(Collected data entries)
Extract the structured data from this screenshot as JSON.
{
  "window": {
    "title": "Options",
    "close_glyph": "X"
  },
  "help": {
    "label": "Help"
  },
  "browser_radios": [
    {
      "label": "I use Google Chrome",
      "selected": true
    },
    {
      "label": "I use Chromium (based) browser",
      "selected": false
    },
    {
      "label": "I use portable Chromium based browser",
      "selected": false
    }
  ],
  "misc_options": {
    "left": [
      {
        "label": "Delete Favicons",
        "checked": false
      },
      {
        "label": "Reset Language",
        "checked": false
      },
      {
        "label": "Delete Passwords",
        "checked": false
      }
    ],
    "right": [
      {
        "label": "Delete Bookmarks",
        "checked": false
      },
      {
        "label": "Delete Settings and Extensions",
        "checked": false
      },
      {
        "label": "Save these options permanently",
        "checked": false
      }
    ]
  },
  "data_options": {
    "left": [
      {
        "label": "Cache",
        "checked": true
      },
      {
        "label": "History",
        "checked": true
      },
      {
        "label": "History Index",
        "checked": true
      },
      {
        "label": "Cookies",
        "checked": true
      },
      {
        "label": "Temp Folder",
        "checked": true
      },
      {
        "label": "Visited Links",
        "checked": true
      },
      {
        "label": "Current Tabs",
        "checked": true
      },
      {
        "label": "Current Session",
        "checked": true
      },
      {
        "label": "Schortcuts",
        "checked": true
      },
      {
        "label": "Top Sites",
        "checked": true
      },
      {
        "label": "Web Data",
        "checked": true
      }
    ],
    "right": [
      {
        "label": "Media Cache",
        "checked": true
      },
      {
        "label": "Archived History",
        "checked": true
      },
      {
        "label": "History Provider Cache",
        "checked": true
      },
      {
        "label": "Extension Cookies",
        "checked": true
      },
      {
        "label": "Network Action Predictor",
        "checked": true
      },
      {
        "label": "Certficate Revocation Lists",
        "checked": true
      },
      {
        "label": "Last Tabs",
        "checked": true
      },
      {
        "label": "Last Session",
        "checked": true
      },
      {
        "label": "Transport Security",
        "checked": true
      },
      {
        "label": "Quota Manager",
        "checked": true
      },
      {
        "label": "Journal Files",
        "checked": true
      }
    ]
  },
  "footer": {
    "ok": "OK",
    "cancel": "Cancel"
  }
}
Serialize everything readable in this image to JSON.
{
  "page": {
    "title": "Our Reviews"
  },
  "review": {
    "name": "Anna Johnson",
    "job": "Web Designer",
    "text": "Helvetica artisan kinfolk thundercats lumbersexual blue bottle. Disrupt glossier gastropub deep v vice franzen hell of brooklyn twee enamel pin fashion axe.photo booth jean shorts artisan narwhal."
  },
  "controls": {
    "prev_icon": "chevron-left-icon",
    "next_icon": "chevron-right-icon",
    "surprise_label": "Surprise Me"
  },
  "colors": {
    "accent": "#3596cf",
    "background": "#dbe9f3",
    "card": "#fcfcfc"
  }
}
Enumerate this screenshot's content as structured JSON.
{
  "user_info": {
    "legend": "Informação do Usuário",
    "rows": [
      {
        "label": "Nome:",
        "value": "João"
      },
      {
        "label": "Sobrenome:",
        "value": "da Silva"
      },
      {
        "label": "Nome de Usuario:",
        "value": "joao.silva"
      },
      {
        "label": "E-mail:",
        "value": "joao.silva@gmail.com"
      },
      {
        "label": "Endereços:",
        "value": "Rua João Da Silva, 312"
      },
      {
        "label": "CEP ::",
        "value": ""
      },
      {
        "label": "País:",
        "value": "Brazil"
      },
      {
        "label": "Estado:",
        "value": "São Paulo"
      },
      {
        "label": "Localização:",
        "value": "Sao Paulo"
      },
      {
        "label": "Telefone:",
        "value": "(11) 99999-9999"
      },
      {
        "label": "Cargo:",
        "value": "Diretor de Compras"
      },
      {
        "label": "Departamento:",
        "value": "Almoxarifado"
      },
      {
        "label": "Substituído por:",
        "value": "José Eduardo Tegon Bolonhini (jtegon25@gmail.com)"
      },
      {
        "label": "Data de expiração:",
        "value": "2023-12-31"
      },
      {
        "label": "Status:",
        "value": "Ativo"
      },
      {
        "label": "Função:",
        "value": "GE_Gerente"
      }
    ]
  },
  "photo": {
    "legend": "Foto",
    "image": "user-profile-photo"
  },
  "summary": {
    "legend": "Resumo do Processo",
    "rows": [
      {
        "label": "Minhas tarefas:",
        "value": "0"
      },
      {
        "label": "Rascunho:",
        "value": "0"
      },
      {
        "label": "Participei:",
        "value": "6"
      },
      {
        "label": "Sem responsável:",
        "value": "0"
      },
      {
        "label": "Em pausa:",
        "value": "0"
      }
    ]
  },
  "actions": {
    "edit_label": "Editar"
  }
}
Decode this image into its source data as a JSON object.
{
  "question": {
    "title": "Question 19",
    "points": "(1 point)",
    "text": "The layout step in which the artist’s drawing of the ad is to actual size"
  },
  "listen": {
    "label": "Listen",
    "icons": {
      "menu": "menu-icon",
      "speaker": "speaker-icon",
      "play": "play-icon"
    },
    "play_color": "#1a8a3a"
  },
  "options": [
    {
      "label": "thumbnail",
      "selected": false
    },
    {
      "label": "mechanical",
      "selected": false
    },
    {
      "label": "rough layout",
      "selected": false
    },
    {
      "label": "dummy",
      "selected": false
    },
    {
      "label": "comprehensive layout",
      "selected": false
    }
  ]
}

▶ Set exercise
Every entry should be printed again exactly as it stands.

▶ Response to this exercise
Extract the structured data from this screenshot as JSON.
{
  "window": {
    "title": "Options",
    "close_glyph": "X"
  },
  "help": {
    "label": "Help"
  },
  "browser_radios": [
    {
      "label": "I use Google Chrome",
      "selected": true
    },
    {
      "label": "I use Chromium (based) browser",
      "selected": false
    },
    {
      "label": "I use portable Chromium based browser",
      "selected": false
    }
  ],
  "misc_options": {
    "left": [
      {
        "label": "Delete Favicons",
        "checked": false
      },
      {
        "label": "Reset Language",
        "checked": false
      },
      {
        "label": "Delete Passwords",
        "checked": false
      }
    ],
    "right": [
      {
        "label": "Delete Bookmarks",
        "checked": false
      },
      {
        "label": "Delete Settings and Extensions",
        "checked": false
      },
      {
        "label": "Save these options permanently",
        "checked": false
      }
    ]
  },
  "data_options": {
    "left": [
      {
        "label": "Cache",
        "checked": true
      },
      {
        "label": "History",
        "checked": true
      },
      {
        "label": "History Index",
        "checked": true
      },
      {
        "label": "Cookies",
        "checked": true
      },
      {
        "label": "Temp Folder",
        "checked": true
      },
      {
        "label": "Visited Links",
        "checked": true
      },
      {
        "label": "Current Tabs",
        "checked": true
      },
      {
        "label": "Current Session",
        "checked": true
      },
      {
        "label": "Schortcuts",
        "checked": true
      },
      {
        "label": "Top Sites",
        "checked": true
      },
      {
        "label": "Web Data",
        "checked": true
      }
    ],
    "right": [
      {
        "label": "Media Cache",
        "checked": true
      },
      {
        "label": "Archived History",
        "checked": true
      },
      {
        "label": "History Provider Cache",
        "checked": true
      },
      {
        "label": "Extension Cookies",
        "checked": true
      },
      {
        "label": "Network Action Predictor",
        "checked": true
      },
      {
        "label": "Certficate Revocation Lists",
        "checked": true
      },
      {
        "label": "Last Tabs",
        "checked": true
      },
      {
        "label": "Last Session",
        "checked": true
      },
      {
        "label": "Transport Security",
        "checked": true
      },
      {
        "label": "Quota Manager",
        "checked": true
      },
      {
        "label": "Journal Files",
        "checked": true
      }
    ]
  },
  "footer": {
    "ok": "OK",
    "cancel": "Cancel"
  }
}
Serialize everything readable in this image to JSON.
{
  "page": {
    "title": "Our Reviews"
  },
  "review": {
    "name": "Anna Johnson",
    "job": "Web Designer",
    "text": "Helvetica artisan kinfolk thundercats lumbersexual blue bottle. Disrupt glossier gastropub deep v vice franzen hell of brooklyn twee enamel pin fashion axe.photo booth jean shorts artisan narwhal."
  },
  "controls": {
    "prev_icon": "chevron-left-icon",
    "next_icon": "chevron-right-icon",
    "surprise_label": "Surprise Me"
  },
  "colors": {
    "accent": "#3596cf",
    "background": "#dbe9f3",
    "card": "#fcfcfc"
  }
}
Enumerate this screenshot's content as structured JSON.
{
  "user_info": {
    "legend": "Informação do Usuário",
    "rows": [
      {
        "label": "Nome:",
        "value": "João"
      },
      {
        "label": "Sobrenome:",
        "value": "da Silva"
      },
      {
        "label": "Nome de Usuario:",
        "value": "joao.silva"
      },
      {
        "label": "E-mail:",
        "value": "joao.silva@gmail.com"
      },
      {
        "label": "Endereços:",
        "value": "Rua João Da Silva, 312"
      },
      {
        "label": "CEP ::",
        "value": ""
      },
      {
        "label": "País:",
        "value": "Brazil"
      },
      {
        "label": "Estado:",
        "value": "São Paulo"
      },
      {
        "label": "Localização:",
        "value": "Sao Paulo"
      },
      {
        "label": "Telefone:",
        "value": "(11) 99999-9999"
      },
      {
        "label": "Cargo:",
        "value": "Diretor de Compras"
      },
      {
        "label": "Departamento:",
        "value": "Almoxarifado"
      },
      {
        "label": "Substituído por:",
        "value": "José Eduardo Tegon Bolonhini (jtegon25@gmail.com)"
      },
      {
        "label": "Data de expiração:",
        "value": "2023-12-31"
      },
      {
        "label": "Status:",
        "value": "Ativo"
      },
      {
        "label": "Função:",
        "value": "GE_Gerente"
      }
    ]
  },
  "photo": {
    "legend": "Foto",
    "image": "user-profile-photo"
  },
  "summary": {
    "legend": "Resumo do Processo",
    "rows": [
      {
        "label": "Minhas tarefas:",
        "value": "0"
      },
      {
        "label": "Rascunho:",
        "value": "0"
      },
      {
        "label": "Participei:",
        "value": "6"
      },
      {
        "label": "Sem responsável:",
        "value": "0"
      },
      {
        "label": "Em pausa:",
        "value": "0"
      }
    ]
  },
  "actions": {
    "edit_label": "Editar"
  }
}
Decode this image into its source data as a JSON object.
{
  "question": {
    "title": "Question 19",
    "points": "(1 point)",
    "text": "The layout step in which the artist’s drawing of the ad is to actual size"
  },
  "listen": {
    "label": "Listen",
    "icons": {
      "menu": "menu-icon",
      "speaker": "speaker-icon",
      "play": "play-icon"
    },
    "play_color": "#1a8a3a"
  },
  "options": [
    {
      "label": "thumbnail",
      "selected": false
    },
    {
      "label": "mechanical",
      "selected": false
    },
    {
      "label": "rough layout",
      "selected": false
    },
    {
      "label": "dummy",
      "selected": false
    },
    {
      "label": "comprehensive layout",
      "selected": false
    }
  ]
}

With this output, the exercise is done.